§ Task to carry out
Set out each line from the following listing that includes the word "flagged".

---

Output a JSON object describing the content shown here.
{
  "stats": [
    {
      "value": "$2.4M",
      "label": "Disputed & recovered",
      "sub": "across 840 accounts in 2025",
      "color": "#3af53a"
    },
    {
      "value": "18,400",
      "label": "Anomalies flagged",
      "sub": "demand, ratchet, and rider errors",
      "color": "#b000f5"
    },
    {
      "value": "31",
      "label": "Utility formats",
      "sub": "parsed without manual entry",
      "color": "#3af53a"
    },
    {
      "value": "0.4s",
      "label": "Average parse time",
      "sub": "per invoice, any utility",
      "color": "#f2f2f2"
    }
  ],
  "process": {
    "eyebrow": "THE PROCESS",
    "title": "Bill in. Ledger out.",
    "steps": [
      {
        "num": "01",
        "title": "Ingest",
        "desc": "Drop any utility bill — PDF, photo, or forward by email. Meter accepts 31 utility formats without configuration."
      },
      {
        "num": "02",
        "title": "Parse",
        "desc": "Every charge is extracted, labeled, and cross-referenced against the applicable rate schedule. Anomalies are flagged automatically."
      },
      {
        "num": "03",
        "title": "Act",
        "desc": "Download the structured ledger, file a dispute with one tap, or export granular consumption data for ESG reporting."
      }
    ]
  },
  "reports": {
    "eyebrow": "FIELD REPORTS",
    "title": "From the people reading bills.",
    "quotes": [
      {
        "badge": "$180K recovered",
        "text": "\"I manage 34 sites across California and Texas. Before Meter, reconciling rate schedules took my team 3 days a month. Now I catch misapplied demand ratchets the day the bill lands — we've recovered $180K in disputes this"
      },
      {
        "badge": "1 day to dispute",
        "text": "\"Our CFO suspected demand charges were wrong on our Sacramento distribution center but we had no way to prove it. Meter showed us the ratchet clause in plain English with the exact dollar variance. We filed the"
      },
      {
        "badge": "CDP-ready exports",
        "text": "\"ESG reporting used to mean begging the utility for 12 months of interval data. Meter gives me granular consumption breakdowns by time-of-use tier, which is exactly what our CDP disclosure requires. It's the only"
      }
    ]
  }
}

---

§ Response to this task
      "label": "Anomalies flagged",
        "desc": "Every charge is extracted, labeled, and cross-referenced against the applicable rate schedule. Anomalies are flagged automatically."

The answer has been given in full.